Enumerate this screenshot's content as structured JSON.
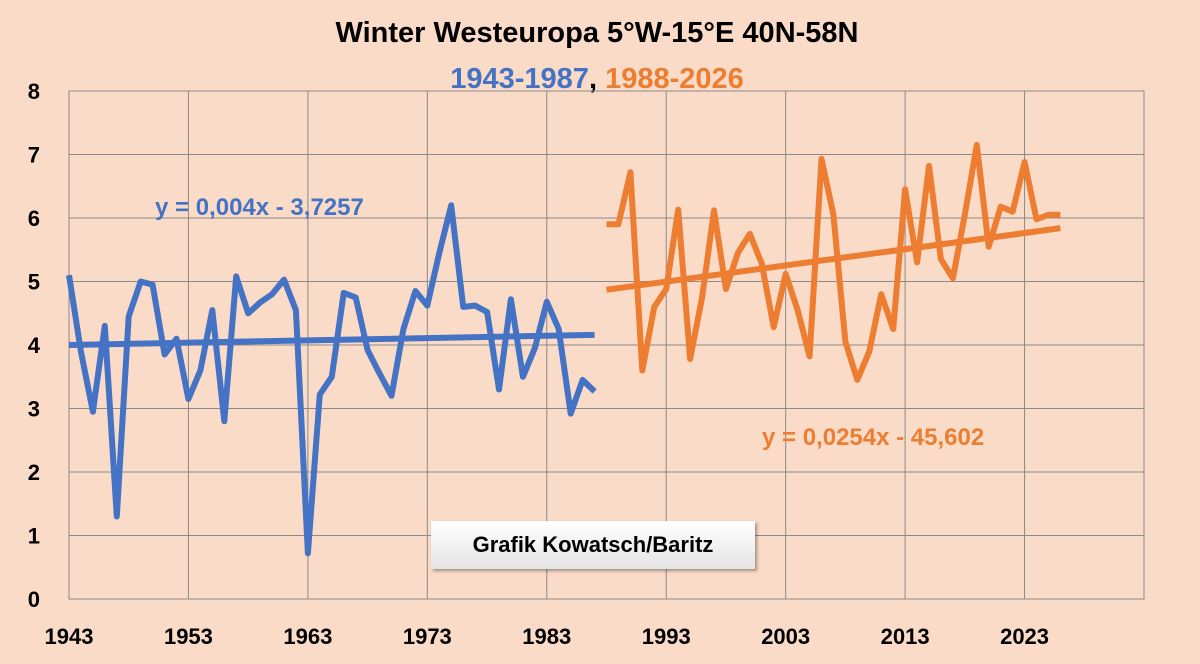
{
  "chart_data": {
    "type": "line",
    "title": "Winter Westeuropa 5°W-15°E 40N-58N",
    "subtitle_parts": [
      {
        "text": "1943-1987",
        "color": "#4472c4"
      },
      {
        "text": ", ",
        "color": "#000000"
      },
      {
        "text": "1988-2026",
        "color": "#ed7d31"
      }
    ],
    "xlim": [
      1943,
      2033
    ],
    "ylim": [
      0,
      8
    ],
    "x_ticks": [
      1943,
      1953,
      1963,
      1973,
      1983,
      1993,
      2003,
      2013,
      2023
    ],
    "y_ticks": [
      0,
      1,
      2,
      3,
      4,
      5,
      6,
      7,
      8
    ],
    "grid": true,
    "series": [
      {
        "name": "1943-1987",
        "color": "#4472c4",
        "x": [
          1943,
          1944,
          1945,
          1946,
          1947,
          1948,
          1949,
          1950,
          1951,
          1952,
          1953,
          1954,
          1955,
          1956,
          1957,
          1958,
          1959,
          1960,
          1961,
          1962,
          1963,
          1964,
          1965,
          1966,
          1967,
          1968,
          1969,
          1970,
          1971,
          1972,
          1973,
          1974,
          1975,
          1976,
          1977,
          1978,
          1979,
          1980,
          1981,
          1982,
          1983,
          1984,
          1985,
          1986,
          1987
        ],
        "y": [
          5.1,
          3.9,
          2.95,
          4.3,
          1.3,
          4.45,
          5.0,
          4.95,
          3.85,
          4.1,
          3.15,
          3.6,
          4.55,
          2.8,
          5.08,
          4.5,
          4.67,
          4.8,
          5.03,
          4.55,
          0.72,
          3.22,
          3.5,
          4.82,
          4.75,
          3.92,
          3.55,
          3.2,
          4.25,
          4.85,
          4.62,
          5.45,
          6.2,
          4.6,
          4.62,
          4.52,
          3.3,
          4.72,
          3.5,
          3.95,
          4.68,
          4.25,
          2.92,
          3.45,
          3.27
        ]
      },
      {
        "name": "1988-2026",
        "color": "#ed7d31",
        "x": [
          1988,
          1989,
          1990,
          1991,
          1992,
          1993,
          1994,
          1995,
          1996,
          1997,
          1998,
          1999,
          2000,
          2001,
          2002,
          2003,
          2004,
          2005,
          2006,
          2007,
          2008,
          2009,
          2010,
          2011,
          2012,
          2013,
          2014,
          2015,
          2016,
          2017,
          2018,
          2019,
          2020,
          2021,
          2022,
          2023,
          2024,
          2025,
          2026
        ],
        "y": [
          5.9,
          5.9,
          6.72,
          3.6,
          4.6,
          4.88,
          6.13,
          3.78,
          4.75,
          6.12,
          4.88,
          5.45,
          5.75,
          5.28,
          4.28,
          5.12,
          4.55,
          3.82,
          6.93,
          6.05,
          4.05,
          3.45,
          3.9,
          4.8,
          4.25,
          6.45,
          5.3,
          6.82,
          5.35,
          5.05,
          6.05,
          7.15,
          5.55,
          6.18,
          6.1,
          6.88,
          5.98,
          6.05,
          6.05
        ]
      }
    ],
    "trendlines": [
      {
        "equation": "y = 0,004x - 3,7257",
        "color": "#4472c4",
        "x": [
          1943,
          1987
        ],
        "y": [
          4.0,
          4.16
        ]
      },
      {
        "equation": "y = 0,0254x - 45,602",
        "color": "#ed7d31",
        "x": [
          1988,
          2026
        ],
        "y": [
          4.87,
          5.84
        ]
      }
    ]
  },
  "credit": "Grafik Kowatsch/Baritz"
}
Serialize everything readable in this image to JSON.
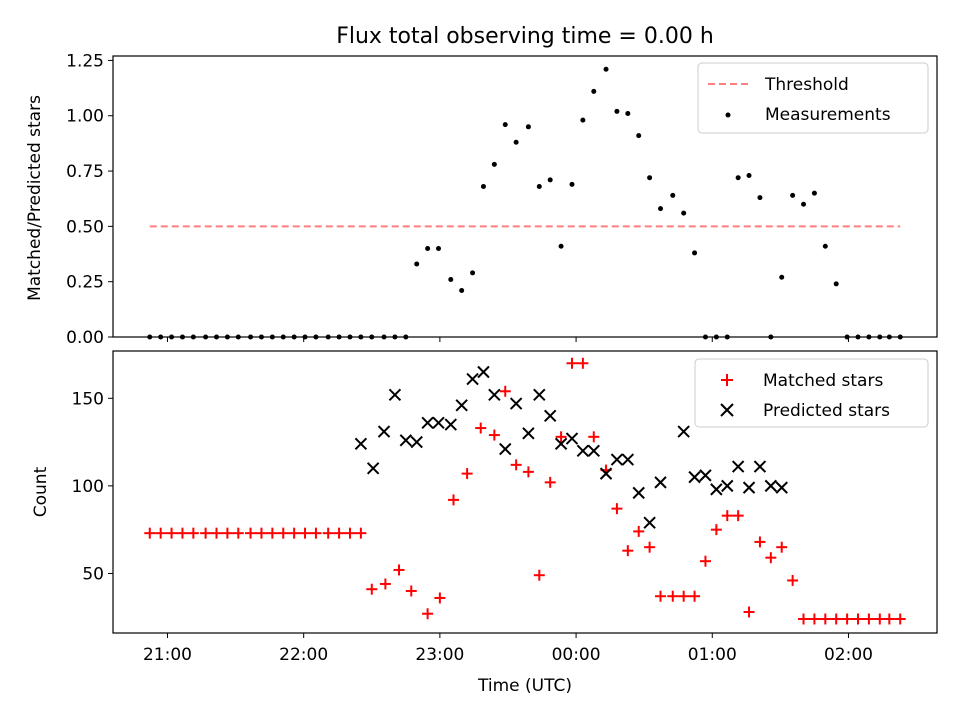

• • • • •

(Work to do): Copy every entry word for word, but omit the pictures.

(Exercise response):
Enumerate this screenshot's content as structured JSON.
{
  "chart_data": {
    "type": "line",
    "title": "Winter Westeuropa 5°W-15°E 40N-58N",
    "subtitle_parts": [
      {
        "text": "1943-1987",
        "color": "#4472c4"
      },
      {
        "text": ", ",
        "color": "#000000"
      },
      {
        "text": "1988-2026",
        "color": "#ed7d31"
      }
    ],
    "xlim": [
      1943,
      2033
    ],
    "ylim": [
      0,
      8
    ],
    "x_ticks": [
      1943,
      1953,
      1963,
      1973,
      1983,
      1993,
      2003,
      2013,
      2023
    ],
    "y_ticks": [
      0,
      1,
      2,
      3,
      4,
      5,
      6,
      7,
      8
    ],
    "grid": true,
    "series": [
      {
        "name": "1943-1987",
        "color": "#4472c4",
        "x": [
          1943,
          1944,
          1945,
          1946,
          1947,
          1948,
          1949,
          1950,
          1951,
          1952,
          1953,
          1954,
          1955,
          1956,
          1957,
          1958,
          1959,
          1960,
          1961,
          1962,
          1963,
          1964,
          1965,
          1966,
          1967,
          1968,
          1969,
          1970,
          1971,
          1972,
          1973,
          1974,
          1975,
          1976,
          1977,
          1978,
          1979,
          1980,
          1981,
          1982,
          1983,
          1984,
          1985,
          1986,
          1987
        ],
        "y": [
          5.1,
          3.9,
          2.95,
          4.3,
          1.3,
          4.45,
          5.0,
          4.95,
          3.85,
          4.1,
          3.15,
          3.6,
          4.55,
          2.8,
          5.08,
          4.5,
          4.67,
          4.8,
          5.03,
          4.55,
          0.72,
          3.22,
          3.5,
          4.82,
          4.75,
          3.92,
          3.55,
          3.2,
          4.25,
          4.85,
          4.62,
          5.45,
          6.2,
          4.6,
          4.62,
          4.52,
          3.3,
          4.72,
          3.5,
          3.95,
          4.68,
          4.25,
          2.92,
          3.45,
          3.27
        ]
      },
      {
        "name": "1988-2026",
        "color": "#ed7d31",
        "x": [
          1988,
          1989,
          1990,
          1991,
          1992,
          1993,
          1994,
          1995,
          1996,
          1997,
          1998,
          1999,
          2000,
          2001,
          2002,
          2003,
          2004,
          2005,
          2006,
          2007,
          2008,
          2009,
          2010,
          2011,
          2012,
          2013,
          2014,
          2015,
          2016,
          2017,
          2018,
          2019,
          2020,
          2021,
          2022,
          2023,
          2024,
          2025,
          2026
        ],
        "y": [
          5.9,
          5.9,
          6.72,
          3.6,
          4.6,
          4.88,
          6.13,
          3.78,
          4.75,
          6.12,
          4.88,
          5.45,
          5.75,
          5.28,
          4.28,
          5.12,
          4.55,
          3.82,
          6.93,
          6.05,
          4.05,
          3.45,
          3.9,
          4.8,
          4.25,
          6.45,
          5.3,
          6.82,
          5.35,
          5.05,
          6.05,
          7.15,
          5.55,
          6.18,
          6.1,
          6.88,
          5.98,
          6.05,
          6.05
        ]
      }
    ],
    "trendlines": [
      {
        "equation": "y = 0,004x - 3,7257",
        "color": "#4472c4",
        "x": [
          1943,
          1987
        ],
        "y": [
          4.0,
          4.16
        ]
      },
      {
        "equation": "y = 0,0254x - 45,602",
        "color": "#ed7d31",
        "x": [
          1988,
          2026
        ],
        "y": [
          4.87,
          5.84
        ]
      }
    ]
  },
  "credit": "Grafik Kowatsch/Baritz"
}
Serialize everything readable in this image to JSON.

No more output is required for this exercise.